Task instructions =
Copy every record word for word.

(Data listing)
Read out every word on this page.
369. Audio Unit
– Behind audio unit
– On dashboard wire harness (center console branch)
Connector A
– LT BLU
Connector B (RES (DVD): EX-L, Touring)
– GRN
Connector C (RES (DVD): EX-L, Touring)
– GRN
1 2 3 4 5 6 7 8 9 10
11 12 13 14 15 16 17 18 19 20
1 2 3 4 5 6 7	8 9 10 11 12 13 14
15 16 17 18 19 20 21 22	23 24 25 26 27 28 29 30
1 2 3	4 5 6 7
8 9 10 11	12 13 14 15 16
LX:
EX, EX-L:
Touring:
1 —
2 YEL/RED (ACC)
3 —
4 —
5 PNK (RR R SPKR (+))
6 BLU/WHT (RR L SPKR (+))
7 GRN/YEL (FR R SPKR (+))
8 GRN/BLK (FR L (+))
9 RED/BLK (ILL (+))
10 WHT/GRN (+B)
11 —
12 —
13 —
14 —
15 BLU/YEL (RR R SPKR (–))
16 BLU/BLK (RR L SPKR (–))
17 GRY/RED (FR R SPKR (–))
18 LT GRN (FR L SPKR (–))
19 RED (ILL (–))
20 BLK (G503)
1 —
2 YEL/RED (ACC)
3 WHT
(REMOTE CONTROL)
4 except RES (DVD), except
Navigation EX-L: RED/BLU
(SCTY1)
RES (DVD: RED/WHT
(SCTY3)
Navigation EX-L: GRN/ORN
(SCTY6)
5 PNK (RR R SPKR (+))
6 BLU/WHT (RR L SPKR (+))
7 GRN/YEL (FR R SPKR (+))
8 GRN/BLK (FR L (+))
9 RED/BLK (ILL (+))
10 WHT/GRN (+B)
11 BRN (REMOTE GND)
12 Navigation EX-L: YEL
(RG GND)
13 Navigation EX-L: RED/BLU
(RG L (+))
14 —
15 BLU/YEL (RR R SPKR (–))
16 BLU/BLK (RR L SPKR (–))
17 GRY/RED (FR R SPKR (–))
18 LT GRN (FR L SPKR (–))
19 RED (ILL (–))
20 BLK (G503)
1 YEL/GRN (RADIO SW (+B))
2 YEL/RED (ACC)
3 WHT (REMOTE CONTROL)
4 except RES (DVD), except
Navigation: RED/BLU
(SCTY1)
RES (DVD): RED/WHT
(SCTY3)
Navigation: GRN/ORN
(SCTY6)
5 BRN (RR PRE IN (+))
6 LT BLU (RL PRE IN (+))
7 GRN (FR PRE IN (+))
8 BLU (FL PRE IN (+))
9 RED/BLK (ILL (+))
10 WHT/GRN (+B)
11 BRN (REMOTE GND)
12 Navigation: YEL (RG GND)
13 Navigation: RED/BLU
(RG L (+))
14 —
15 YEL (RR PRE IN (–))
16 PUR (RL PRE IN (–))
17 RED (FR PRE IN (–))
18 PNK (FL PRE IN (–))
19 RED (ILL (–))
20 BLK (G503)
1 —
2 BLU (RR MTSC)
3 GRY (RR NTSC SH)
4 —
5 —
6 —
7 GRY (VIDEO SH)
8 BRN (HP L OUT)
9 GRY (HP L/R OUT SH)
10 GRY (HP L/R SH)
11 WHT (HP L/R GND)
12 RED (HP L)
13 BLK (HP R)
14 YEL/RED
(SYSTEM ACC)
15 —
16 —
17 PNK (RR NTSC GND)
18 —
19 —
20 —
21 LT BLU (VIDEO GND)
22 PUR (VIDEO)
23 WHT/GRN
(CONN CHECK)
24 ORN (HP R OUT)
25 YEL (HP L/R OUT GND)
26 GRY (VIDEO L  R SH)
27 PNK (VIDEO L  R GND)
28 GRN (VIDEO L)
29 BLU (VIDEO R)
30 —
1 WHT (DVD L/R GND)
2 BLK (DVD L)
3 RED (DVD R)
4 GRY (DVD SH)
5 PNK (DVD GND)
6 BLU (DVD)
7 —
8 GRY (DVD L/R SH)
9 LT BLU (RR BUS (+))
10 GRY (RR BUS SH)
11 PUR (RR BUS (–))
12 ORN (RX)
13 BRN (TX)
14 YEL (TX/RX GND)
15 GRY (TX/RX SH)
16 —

Exercise output =
Read out every word on this page.
369. Audio Unit
– Behind audio unit
– On dashboard wire harness (center console branch)
Connector A
– LT BLU
Connector B (RES (DVD): EX-L, Touring)
– GRN
Connector C (RES (DVD): EX-L, Touring)
– GRN
1 2 3 4 5 6 7 8 9 10
11 12 13 14 15 16 17 18 19 20
1 2 3 4 5 6 7	8 9 10 11 12 13 14
15 16 17 18 19 20 21 22	23 24 25 26 27 28 29 30
1 2 3	4 5 6 7
8 9 10 11	12 13 14 15 16
LX:
EX, EX-L:
Touring:
1 —
2 YEL/RED (ACC)
3 —
4 —
5 PNK (RR R SPKR (+))
6 BLU/WHT (RR L SPKR (+))
7 GRN/YEL (FR R SPKR (+))
8 GRN/BLK (FR L (+))
9 RED/BLK (ILL (+))
10 WHT/GRN (+B)
11 —
12 —
13 —
14 —
15 BLU/YEL (RR R SPKR (–))
16 BLU/BLK (RR L SPKR (–))
17 GRY/RED (FR R SPKR (–))
18 LT GRN (FR L SPKR (–))
19 RED (ILL (–))
20 BLK (G503)
1 —
2 YEL/RED (ACC)
3 WHT
(REMOTE CONTROL)
4 except RES (DVD), except
Navigation EX-L: RED/BLU
(SCTY1)
RES (DVD: RED/WHT
(SCTY3)
Navigation EX-L: GRN/ORN
(SCTY6)
5 PNK (RR R SPKR (+))
6 BLU/WHT (RR L SPKR (+))
7 GRN/YEL (FR R SPKR (+))
8 GRN/BLK (FR L (+))
9 RED/BLK (ILL (+))
10 WHT/GRN (+B)
11 BRN (REMOTE GND)
12 Navigation EX-L: YEL
(RG GND)
13 Navigation EX-L: RED/BLU
(RG L (+))
14 —
15 BLU/YEL (RR R SPKR (–))
16 BLU/BLK (RR L SPKR (–))
17 GRY/RED (FR R SPKR (–))
18 LT GRN (FR L SPKR (–))
19 RED (ILL (–))
20 BLK (G503)
1 YEL/GRN (RADIO SW (+B))
2 YEL/RED (ACC)
3 WHT (REMOTE CONTROL)
4 except RES (DVD), except
Navigation: RED/BLU
(SCTY1)
RES (DVD): RED/WHT
(SCTY3)
Navigation: GRN/ORN
(SCTY6)
5 BRN (RR PRE IN (+))
6 LT BLU (RL PRE IN (+))
7 GRN (FR PRE IN (+))
8 BLU (FL PRE IN (+))
9 RED/BLK (ILL (+))
10 WHT/GRN (+B)
11 BRN (REMOTE GND)
12 Navigation: YEL (RG GND)
13 Navigation: RED/BLU
(RG L (+))
14 —
15 YEL (RR PRE IN (–))
16 PUR (RL PRE IN (–))
17 RED (FR PRE IN (–))
18 PNK (FL PRE IN (–))
19 RED (ILL (–))
20 BLK (G503)
1 —
2 BLU (RR MTSC)
3 GRY (RR NTSC SH)
4 —
5 —
6 —
7 GRY (VIDEO SH)
8 BRN (HP L OUT)
9 GRY (HP L/R OUT SH)
10 GRY (HP L/R SH)
11 WHT (HP L/R GND)
12 RED (HP L)
13 BLK (HP R)
14 YEL/RED
(SYSTEM ACC)
15 —
16 —
17 PNK (RR NTSC GND)
18 —
19 —
20 —
21 LT BLU (VIDEO GND)
22 PUR (VIDEO)
23 WHT/GRN
(CONN CHECK)
24 ORN (HP R OUT)
25 YEL (HP L/R OUT GND)
26 GRY (VIDEO L  R SH)
27 PNK (VIDEO L  R GND)
28 GRN (VIDEO L)
29 BLU (VIDEO R)
30 —
1 WHT (DVD L/R GND)
2 BLK (DVD L)
3 RED (DVD R)
4 GRY (DVD SH)
5 PNK (DVD GND)
6 BLU (DVD)
7 —
8 GRY (DVD L/R SH)
9 LT BLU (RR BUS (+))
10 GRY (RR BUS SH)
11 PUR (RR BUS (–))
12 ORN (RX)
13 BRN (TX)
14 YEL (TX/RX GND)
15 GRY (TX/RX SH)
16 —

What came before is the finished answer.